[START]
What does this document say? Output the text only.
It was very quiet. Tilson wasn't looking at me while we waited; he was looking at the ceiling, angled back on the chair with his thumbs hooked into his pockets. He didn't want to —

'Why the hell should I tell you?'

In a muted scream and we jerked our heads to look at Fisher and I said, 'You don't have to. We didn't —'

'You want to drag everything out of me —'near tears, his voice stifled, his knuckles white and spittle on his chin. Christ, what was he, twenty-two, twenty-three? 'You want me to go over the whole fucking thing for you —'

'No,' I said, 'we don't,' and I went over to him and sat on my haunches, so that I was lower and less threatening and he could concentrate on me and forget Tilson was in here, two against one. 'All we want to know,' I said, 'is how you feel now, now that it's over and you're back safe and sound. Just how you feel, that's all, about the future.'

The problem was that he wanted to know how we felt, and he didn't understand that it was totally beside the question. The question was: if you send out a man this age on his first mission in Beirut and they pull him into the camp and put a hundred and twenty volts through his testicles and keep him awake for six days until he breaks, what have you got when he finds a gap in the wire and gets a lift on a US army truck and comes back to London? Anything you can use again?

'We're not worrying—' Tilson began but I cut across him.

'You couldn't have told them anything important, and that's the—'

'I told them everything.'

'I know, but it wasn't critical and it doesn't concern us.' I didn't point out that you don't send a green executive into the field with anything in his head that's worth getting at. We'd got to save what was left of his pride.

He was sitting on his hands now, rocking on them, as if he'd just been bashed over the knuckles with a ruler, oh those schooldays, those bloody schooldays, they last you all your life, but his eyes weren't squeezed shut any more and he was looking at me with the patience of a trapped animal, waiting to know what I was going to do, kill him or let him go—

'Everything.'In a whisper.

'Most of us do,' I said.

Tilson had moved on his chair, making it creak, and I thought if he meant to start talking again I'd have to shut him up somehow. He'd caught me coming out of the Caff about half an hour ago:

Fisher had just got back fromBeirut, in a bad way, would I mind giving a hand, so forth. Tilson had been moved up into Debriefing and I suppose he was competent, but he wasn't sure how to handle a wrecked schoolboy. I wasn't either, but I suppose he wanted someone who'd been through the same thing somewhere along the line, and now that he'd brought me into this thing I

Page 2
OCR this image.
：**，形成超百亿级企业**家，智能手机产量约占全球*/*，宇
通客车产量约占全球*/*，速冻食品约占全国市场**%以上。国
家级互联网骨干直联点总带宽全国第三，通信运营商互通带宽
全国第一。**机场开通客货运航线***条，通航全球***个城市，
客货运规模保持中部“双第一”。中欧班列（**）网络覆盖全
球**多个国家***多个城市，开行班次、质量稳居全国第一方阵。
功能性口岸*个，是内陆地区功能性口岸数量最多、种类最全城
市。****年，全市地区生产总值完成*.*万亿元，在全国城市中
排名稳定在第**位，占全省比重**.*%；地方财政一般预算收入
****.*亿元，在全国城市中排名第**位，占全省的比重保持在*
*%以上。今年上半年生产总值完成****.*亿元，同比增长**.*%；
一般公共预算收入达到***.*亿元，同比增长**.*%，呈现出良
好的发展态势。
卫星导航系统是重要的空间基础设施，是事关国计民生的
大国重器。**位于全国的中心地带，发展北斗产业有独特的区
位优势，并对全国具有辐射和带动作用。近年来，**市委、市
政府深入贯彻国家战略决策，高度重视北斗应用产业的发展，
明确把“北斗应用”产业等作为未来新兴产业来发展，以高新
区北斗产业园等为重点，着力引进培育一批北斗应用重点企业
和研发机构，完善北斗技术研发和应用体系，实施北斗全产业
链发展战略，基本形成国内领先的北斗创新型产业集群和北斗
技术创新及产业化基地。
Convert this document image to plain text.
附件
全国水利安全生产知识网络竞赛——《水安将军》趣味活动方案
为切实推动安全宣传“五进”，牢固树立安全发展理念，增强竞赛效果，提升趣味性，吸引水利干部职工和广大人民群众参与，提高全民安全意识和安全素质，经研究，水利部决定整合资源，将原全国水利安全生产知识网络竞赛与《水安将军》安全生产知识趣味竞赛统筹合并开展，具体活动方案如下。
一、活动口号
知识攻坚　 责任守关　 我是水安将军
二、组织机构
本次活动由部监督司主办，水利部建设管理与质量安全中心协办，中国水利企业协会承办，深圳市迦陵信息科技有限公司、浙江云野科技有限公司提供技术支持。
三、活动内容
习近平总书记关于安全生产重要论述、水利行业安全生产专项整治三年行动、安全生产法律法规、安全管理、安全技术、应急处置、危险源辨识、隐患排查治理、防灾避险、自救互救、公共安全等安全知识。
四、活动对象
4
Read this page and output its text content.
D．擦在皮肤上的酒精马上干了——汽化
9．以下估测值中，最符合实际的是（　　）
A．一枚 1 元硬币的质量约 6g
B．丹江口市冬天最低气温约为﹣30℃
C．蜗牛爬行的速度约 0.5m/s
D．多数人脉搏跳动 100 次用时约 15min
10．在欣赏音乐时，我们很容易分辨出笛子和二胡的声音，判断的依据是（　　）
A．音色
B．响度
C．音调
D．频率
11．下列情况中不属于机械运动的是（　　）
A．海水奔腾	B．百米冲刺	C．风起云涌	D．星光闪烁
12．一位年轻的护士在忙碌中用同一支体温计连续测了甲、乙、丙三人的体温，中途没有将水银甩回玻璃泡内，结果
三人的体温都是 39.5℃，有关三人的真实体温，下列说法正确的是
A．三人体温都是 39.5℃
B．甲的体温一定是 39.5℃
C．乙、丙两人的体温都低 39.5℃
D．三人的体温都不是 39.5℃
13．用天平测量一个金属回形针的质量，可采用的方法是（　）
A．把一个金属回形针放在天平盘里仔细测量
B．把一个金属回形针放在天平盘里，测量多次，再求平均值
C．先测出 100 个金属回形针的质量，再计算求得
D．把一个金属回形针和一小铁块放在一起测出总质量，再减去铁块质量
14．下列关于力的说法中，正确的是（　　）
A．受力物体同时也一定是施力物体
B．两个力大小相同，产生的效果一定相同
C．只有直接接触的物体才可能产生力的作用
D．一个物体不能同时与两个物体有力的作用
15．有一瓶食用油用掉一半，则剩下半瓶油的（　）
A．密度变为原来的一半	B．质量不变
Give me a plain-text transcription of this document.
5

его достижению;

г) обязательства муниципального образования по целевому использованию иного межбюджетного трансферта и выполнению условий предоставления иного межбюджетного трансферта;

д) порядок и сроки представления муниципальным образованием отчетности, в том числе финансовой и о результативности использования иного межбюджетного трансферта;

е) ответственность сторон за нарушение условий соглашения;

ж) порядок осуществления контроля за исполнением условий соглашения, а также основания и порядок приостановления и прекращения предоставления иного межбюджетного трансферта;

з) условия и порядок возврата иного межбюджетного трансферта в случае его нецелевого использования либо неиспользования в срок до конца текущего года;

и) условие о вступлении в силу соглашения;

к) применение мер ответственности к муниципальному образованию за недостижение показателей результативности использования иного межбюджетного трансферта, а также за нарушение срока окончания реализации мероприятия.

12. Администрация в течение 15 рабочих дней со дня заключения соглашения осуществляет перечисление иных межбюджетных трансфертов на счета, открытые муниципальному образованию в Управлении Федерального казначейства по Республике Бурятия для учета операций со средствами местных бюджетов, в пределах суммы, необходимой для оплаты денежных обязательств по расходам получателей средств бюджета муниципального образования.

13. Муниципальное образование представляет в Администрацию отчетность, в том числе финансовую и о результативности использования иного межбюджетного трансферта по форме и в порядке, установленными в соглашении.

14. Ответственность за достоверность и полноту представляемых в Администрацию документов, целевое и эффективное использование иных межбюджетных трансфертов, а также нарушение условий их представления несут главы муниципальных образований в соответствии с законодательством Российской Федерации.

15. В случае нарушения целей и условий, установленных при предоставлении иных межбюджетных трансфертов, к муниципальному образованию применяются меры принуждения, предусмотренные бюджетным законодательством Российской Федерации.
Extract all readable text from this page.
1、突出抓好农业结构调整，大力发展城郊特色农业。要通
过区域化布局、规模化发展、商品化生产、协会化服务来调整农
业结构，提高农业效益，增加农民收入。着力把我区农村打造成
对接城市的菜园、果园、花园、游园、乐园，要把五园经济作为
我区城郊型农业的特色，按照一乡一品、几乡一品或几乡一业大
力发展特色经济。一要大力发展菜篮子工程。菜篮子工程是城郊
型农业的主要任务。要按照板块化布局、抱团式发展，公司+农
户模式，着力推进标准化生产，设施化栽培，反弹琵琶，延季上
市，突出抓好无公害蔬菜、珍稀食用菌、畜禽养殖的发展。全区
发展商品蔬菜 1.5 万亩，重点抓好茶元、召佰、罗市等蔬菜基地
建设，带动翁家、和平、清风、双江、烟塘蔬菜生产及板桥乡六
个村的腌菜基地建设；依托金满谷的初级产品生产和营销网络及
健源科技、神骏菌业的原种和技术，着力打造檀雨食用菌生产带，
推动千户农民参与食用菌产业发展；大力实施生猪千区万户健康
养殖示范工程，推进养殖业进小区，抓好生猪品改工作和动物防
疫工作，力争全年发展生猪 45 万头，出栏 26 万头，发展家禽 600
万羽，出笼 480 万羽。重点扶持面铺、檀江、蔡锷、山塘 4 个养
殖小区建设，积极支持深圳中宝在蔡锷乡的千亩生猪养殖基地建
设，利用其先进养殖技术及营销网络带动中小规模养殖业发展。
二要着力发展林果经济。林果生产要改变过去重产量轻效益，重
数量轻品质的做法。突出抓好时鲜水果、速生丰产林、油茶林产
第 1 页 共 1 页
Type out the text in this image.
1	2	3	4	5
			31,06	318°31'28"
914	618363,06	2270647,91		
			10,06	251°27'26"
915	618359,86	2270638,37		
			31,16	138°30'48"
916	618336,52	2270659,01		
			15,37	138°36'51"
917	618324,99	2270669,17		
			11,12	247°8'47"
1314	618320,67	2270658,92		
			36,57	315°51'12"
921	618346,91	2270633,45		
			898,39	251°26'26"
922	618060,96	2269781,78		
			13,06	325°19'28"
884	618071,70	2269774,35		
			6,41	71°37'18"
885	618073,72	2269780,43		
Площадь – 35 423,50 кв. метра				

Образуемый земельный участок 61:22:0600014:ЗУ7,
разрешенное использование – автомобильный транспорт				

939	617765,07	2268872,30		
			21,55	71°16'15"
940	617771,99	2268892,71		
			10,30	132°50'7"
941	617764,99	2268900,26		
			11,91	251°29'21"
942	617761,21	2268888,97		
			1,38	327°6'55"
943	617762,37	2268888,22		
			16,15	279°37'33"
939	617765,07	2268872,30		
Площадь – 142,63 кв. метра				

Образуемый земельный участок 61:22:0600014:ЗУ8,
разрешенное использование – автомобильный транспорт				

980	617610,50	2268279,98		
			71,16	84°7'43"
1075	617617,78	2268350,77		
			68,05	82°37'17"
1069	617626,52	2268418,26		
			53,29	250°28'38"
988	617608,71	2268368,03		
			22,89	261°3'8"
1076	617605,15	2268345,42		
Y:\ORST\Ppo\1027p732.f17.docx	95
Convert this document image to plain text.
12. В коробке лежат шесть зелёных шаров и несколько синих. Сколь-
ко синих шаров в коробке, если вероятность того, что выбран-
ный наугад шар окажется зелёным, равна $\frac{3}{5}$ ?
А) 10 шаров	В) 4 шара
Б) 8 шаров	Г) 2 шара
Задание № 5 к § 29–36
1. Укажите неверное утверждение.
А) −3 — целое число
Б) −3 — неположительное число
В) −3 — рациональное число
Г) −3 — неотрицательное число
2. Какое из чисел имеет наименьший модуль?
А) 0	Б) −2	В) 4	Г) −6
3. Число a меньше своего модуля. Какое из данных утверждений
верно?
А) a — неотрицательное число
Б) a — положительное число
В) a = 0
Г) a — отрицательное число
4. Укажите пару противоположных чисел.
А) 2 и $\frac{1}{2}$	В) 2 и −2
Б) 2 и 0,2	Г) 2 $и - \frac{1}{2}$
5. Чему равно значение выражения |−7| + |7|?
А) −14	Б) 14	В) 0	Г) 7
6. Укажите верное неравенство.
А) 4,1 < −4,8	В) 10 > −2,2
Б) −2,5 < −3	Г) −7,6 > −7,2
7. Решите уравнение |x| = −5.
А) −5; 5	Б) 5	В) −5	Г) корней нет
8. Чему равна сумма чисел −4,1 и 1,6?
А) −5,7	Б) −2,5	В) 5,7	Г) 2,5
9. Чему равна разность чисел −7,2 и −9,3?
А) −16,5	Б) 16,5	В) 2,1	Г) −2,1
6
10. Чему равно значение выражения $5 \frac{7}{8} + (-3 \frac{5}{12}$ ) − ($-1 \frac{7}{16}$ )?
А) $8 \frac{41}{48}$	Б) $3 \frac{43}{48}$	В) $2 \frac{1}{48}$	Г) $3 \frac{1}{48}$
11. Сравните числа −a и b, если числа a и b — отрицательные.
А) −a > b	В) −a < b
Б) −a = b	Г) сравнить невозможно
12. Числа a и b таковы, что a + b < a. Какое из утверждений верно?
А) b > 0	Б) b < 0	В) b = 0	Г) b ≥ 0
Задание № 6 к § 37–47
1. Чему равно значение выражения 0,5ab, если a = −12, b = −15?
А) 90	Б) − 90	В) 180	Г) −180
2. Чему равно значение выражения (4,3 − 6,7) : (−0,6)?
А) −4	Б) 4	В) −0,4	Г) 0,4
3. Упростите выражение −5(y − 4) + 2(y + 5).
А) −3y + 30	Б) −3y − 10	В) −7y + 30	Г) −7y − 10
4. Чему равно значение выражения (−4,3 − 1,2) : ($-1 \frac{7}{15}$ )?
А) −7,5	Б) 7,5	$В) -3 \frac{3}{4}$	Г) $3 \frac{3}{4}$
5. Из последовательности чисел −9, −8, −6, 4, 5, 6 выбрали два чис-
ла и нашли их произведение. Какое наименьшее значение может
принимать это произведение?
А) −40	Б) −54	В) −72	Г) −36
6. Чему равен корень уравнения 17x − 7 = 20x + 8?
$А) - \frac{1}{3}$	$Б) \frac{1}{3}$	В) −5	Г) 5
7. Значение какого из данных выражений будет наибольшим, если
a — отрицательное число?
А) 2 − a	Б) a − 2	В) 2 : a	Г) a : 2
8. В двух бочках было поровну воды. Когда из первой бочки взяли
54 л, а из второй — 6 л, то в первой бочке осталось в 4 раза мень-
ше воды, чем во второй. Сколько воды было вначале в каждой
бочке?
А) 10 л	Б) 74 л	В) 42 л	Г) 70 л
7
[END]
→ **Given instruction**: From the data above, work out how many lines contain the string "первой" and reply with only the number.

→ **Answer in full**: 2